- **Yazılı Görevler**
a) Afet sonrası yardımlaşmayı anlatan metinde "Deprem gibi büyük" ifadesinden "etme isteğimizi belirliyor." ifadesine kadar olan kısmı hiç değiştirmeden geri verin.
b) Afet sonrası yardımlaşmayı anlatan metne göre yardım etme ihtimalimiz neyle alakalıdır?
c) Afet sonrası yardımlaşmayı anlatan metni son cümlesinden sonra sürdürün.

- **Belge Bölümü**
Deprem gibi büyük doğal afetlerin ardından yaşanan travmalarda iyileşme toplumsal dayanışma ile başlar. Peki, bu dayanışmaya, yardımlaşmaya katılımı neler belirler? Sosyal psikoloji alanında yapılan araştırmalar, afetten etkilenen insanların aynı grubun parçası olarak görülüp görülmemesinin felaket sonrası yapılan yardım davranışlarını belirlemede büyük bir rol oynadığına işaret ediyor. Bir diğer deyişle, yardım etme ihtimalimiz mağduru ne kadar “bizden” gördüğümüzle alakalı. “Biz” tanımını nasıl yaptığımız, kimleri “bizden” gördüğümüz ve “bizi” tanımlarken kullandığımız özelliklerin ne olduğu karşımızdakine yardım etme isteğimizi belirliyor.

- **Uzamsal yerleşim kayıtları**

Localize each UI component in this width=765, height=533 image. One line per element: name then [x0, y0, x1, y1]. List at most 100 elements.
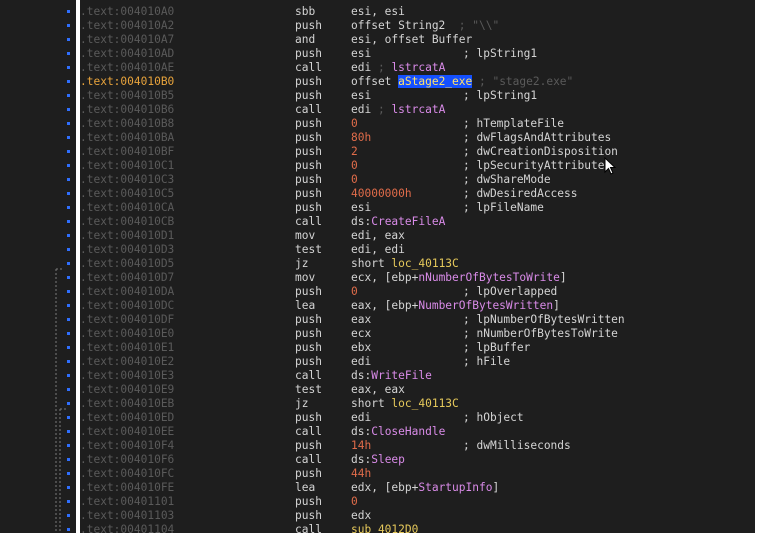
- breakpoint-dot-icon[interactable]: [67, 10, 70, 13]
- instruction-row[interactable]: .text:004010CA push esi ; lpFileName: [0, 201, 755, 215]
- operand-part[interactable]: StartupInfo: [418, 481, 492, 494]
- instruction-address[interactable]: .text:004010E1: [80, 341, 174, 355]
- instruction-operands[interactable]: ds:CreateFileA: [351, 215, 445, 229]
- breakpoint-dot-icon[interactable]: [67, 290, 70, 293]
- instruction-address[interactable]: .text:004010A2: [80, 19, 174, 33]
- instruction-row[interactable]: .text:00401101 push 0: [0, 495, 755, 509]
- instruction-mnemonic[interactable]: call: [295, 61, 322, 75]
- breakpoint-dot-icon[interactable]: [67, 150, 70, 153]
- instruction-address[interactable]: .text:004010B8: [80, 117, 174, 131]
- instruction-address[interactable]: .text:004010E0: [80, 327, 174, 341]
- instruction-address[interactable]: .text:004010CB: [80, 215, 174, 229]
- instruction-row[interactable]: .text:004010FE lea edx, [ebp+StartupInfo]: [0, 481, 755, 495]
- instruction-address[interactable]: .text:004010ED: [80, 411, 174, 425]
- instruction-operands[interactable]: esi, offset Buffer: [351, 33, 472, 47]
- instruction-mnemonic[interactable]: push: [295, 187, 322, 201]
- breakpoint-dot-icon[interactable]: [67, 52, 70, 55]
- breakpoint-dot-icon[interactable]: [67, 416, 70, 419]
- instruction-mnemonic[interactable]: mov: [295, 229, 315, 243]
- instruction-mnemonic[interactable]: call: [295, 453, 322, 467]
- breakpoint-dot-icon[interactable]: [67, 304, 70, 307]
- breakpoint-dot-icon[interactable]: [67, 164, 70, 167]
- instruction-mnemonic[interactable]: jz: [295, 257, 308, 271]
- instruction-row[interactable]: .text:004010DA push 0 ; lpOverlapped: [0, 285, 755, 299]
- instruction-mnemonic[interactable]: call: [295, 523, 322, 533]
- instruction-operands[interactable]: 80h: [351, 131, 371, 145]
- instruction-row[interactable]: .text:004010CB call ds:CreateFileA: [0, 215, 755, 229]
- instruction-operands[interactable]: edi: [351, 355, 371, 369]
- instruction-operands[interactable]: 0: [351, 159, 358, 173]
- instruction-operands[interactable]: edi ; lstrcatA: [351, 103, 445, 117]
- breakpoint-dot-icon[interactable]: [67, 206, 70, 209]
- instruction-row[interactable]: .text:004010D3 test edi, edi: [0, 243, 755, 257]
- breakpoint-dot-icon[interactable]: [67, 430, 70, 433]
- selected-operand[interactable]: aStage2_exe: [398, 75, 473, 88]
- instruction-address[interactable]: .text:004010AE: [80, 61, 174, 75]
- operand-part[interactable]: NumberOfBytesWritten: [418, 299, 553, 312]
- instruction-row[interactable]: .text:00401103 push edx: [0, 509, 755, 523]
- instruction-row[interactable]: .text:004010EE call ds:CloseHandle: [0, 425, 755, 439]
- instruction-operands[interactable]: offset String2 ; "\\": [351, 19, 499, 33]
- instruction-address[interactable]: .text:004010B6: [80, 103, 174, 117]
- instruction-operands[interactable]: short loc_40113C: [351, 397, 459, 411]
- operand-part[interactable]: lstrcatA: [391, 103, 445, 116]
- instruction-address[interactable]: .text:00401103: [80, 509, 174, 523]
- instruction-operands[interactable]: 0: [351, 173, 358, 187]
- instruction-address[interactable]: .text:004010C5: [80, 187, 174, 201]
- instruction-row[interactable]: .text:004010B6 call edi ; lstrcatA: [0, 103, 755, 117]
- instruction-mnemonic[interactable]: test: [295, 383, 322, 397]
- instruction-row[interactable]: .text:004010E2 push edi ; hFile: [0, 355, 755, 369]
- instruction-row[interactable]: .text:004010B5 push esi ; lpString1: [0, 89, 755, 103]
- instruction-row[interactable]: .text:004010D1 mov edi, eax: [0, 229, 755, 243]
- instruction-operands[interactable]: ecx, [ebp+nNumberOfBytesToWrite]: [351, 271, 567, 285]
- instruction-row[interactable]: .text:004010AD push esi ; lpString1: [0, 47, 755, 61]
- instruction-address[interactable]: .text:004010EE: [80, 425, 174, 439]
- instruction-address[interactable]: .text:004010D1: [80, 229, 174, 243]
- instruction-row[interactable]: .text:004010AE call edi ; lstrcatA: [0, 61, 755, 75]
- operand-part[interactable]: nNumberOfBytesToWrite: [418, 271, 559, 284]
- instruction-mnemonic[interactable]: lea: [295, 481, 315, 495]
- instruction-address[interactable]: .text:004010E9: [80, 383, 174, 397]
- disassembly-view[interactable]: .text:004010A0 sbb esi, esi .text:004010A2 p…: [0, 0, 755, 533]
- instruction-operands[interactable]: offset aStage2_exe ; "stage2.exe": [351, 75, 573, 89]
- breakpoint-dot-icon[interactable]: [67, 66, 70, 69]
- instruction-mnemonic[interactable]: lea: [295, 299, 315, 313]
- operand-part[interactable]: Sleep: [371, 453, 405, 466]
- instruction-operands[interactable]: 40000000h: [351, 187, 412, 201]
- instruction-row[interactable]: .text:004010DF push eax ; lpNumberOfBytesWr…: [0, 313, 755, 327]
- vertical-scrollbar[interactable]: [755, 0, 765, 533]
- operand-part[interactable]: lstrcatA: [391, 61, 445, 74]
- breakpoint-dot-icon[interactable]: [67, 374, 70, 377]
- instruction-address[interactable]: .text:004010F6: [80, 453, 174, 467]
- instruction-address[interactable]: .text:004010AD: [80, 47, 174, 61]
- breakpoint-dot-icon[interactable]: [67, 276, 70, 279]
- instruction-row[interactable]: .text:004010D5 jz short loc_40113C: [0, 257, 755, 271]
- breakpoint-dot-icon[interactable]: [67, 402, 70, 405]
- instruction-row[interactable]: .text:004010F4 push 14h ; dwMilliseconds: [0, 439, 755, 453]
- instruction-operands[interactable]: 0: [351, 285, 358, 299]
- instruction-row[interactable]: .text:004010FC push 44h: [0, 467, 755, 481]
- instruction-mnemonic[interactable]: push: [295, 439, 322, 453]
- instruction-operands[interactable]: edi ; lstrcatA: [351, 61, 445, 75]
- instruction-mnemonic[interactable]: call: [295, 425, 322, 439]
- instruction-address[interactable]: .text:00401101: [80, 495, 174, 509]
- instruction-mnemonic[interactable]: mov: [295, 271, 315, 285]
- instruction-operands[interactable]: 0: [351, 495, 358, 509]
- instruction-row[interactable]: .text:004010A0 sbb esi, esi: [0, 5, 755, 19]
- breakpoint-dot-icon[interactable]: [67, 94, 70, 97]
- operand-part[interactable]: WriteFile: [371, 369, 432, 382]
- instruction-operands[interactable]: esi: [351, 89, 371, 103]
- breakpoint-dot-icon[interactable]: [67, 388, 70, 391]
- instruction-mnemonic[interactable]: push: [295, 495, 322, 509]
- breakpoint-dot-icon[interactable]: [67, 38, 70, 41]
- instruction-address[interactable]: .text:004010D7: [80, 271, 174, 285]
- instruction-row[interactable]: .text:004010EB jz short loc_40113C: [0, 397, 755, 411]
- breakpoint-dot-icon[interactable]: [67, 444, 70, 447]
- instruction-mnemonic[interactable]: push: [295, 509, 322, 523]
- instruction-operands[interactable]: edx, [ebp+StartupInfo]: [351, 481, 499, 495]
- instruction-mnemonic[interactable]: push: [295, 285, 322, 299]
- operand-part[interactable]: loc_40113C: [391, 257, 458, 270]
- breakpoint-dot-icon[interactable]: [67, 24, 70, 27]
- instruction-row[interactable]: .text:004010D7 mov ecx, [ebp+nNumberOfByte…: [0, 271, 755, 285]
- breakpoint-dot-icon[interactable]: [67, 262, 70, 265]
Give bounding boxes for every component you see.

- **Alıştırma Sonuçları**
a)
Deprem gibi büyük doğal afetlerin ardından yaşanan travmalarda iyileşme toplumsal dayanışma ile başlar. Peki, bu dayanışmaya, yardımlaşmaya katılımı neler belirler? Sosyal psikoloji alanında yapılan araştırmalar, afetten etkilenen insanların aynı grubun parçası olarak görülüp görülmemesinin felaket sonrası yapılan yardım davranışlarını belirlemede büyük bir rol oynadığına işaret ediyor. Bir diğer deyişle, yardım etme ihtimalimiz mağduru ne kadar “bizden” gördüğümüzle alakalı. “Biz” tanımını nasıl yaptığımız, kimleri “bizden” gördüğümüz ve “bizi” tanımlarken kullandığımız özelliklerin ne olduğu karşımızdakine yardım etme isteğimizi belirliyor.

b) Mağduru ne kadar "bizden" gördüğümüzle alakalıdır.

c)
“Bizlik” hissinin tarihteki yansımaları
Bu süreci anlatan en çarpıcı örneği Reicher ve arkadaşlarının 2006 yılında gerçekleştirdiği, II. Dünya savaşında farklı ülkelerdeki insan ve kurumların Yahudi yurttaşlarının karşılaştığı tehditlere verdikleri tepkileri inceleyen arşiv araştırmasında bulabiliriz.
Bulgaristan belgeleri incelendiğinde, Bulgar kimliğinin etnik olmayan sivil bir anlayış üzerine kurmuş olmasının ve Bulgaristan Yahudilerinin bu kimliğin sınırları içinde kabul edilmesinin, politik ve ruhani liderlerin onları Almanya’ya vermeyi reddetmelerinde önemli bir rol oynadığı sonucuna varılmıştır.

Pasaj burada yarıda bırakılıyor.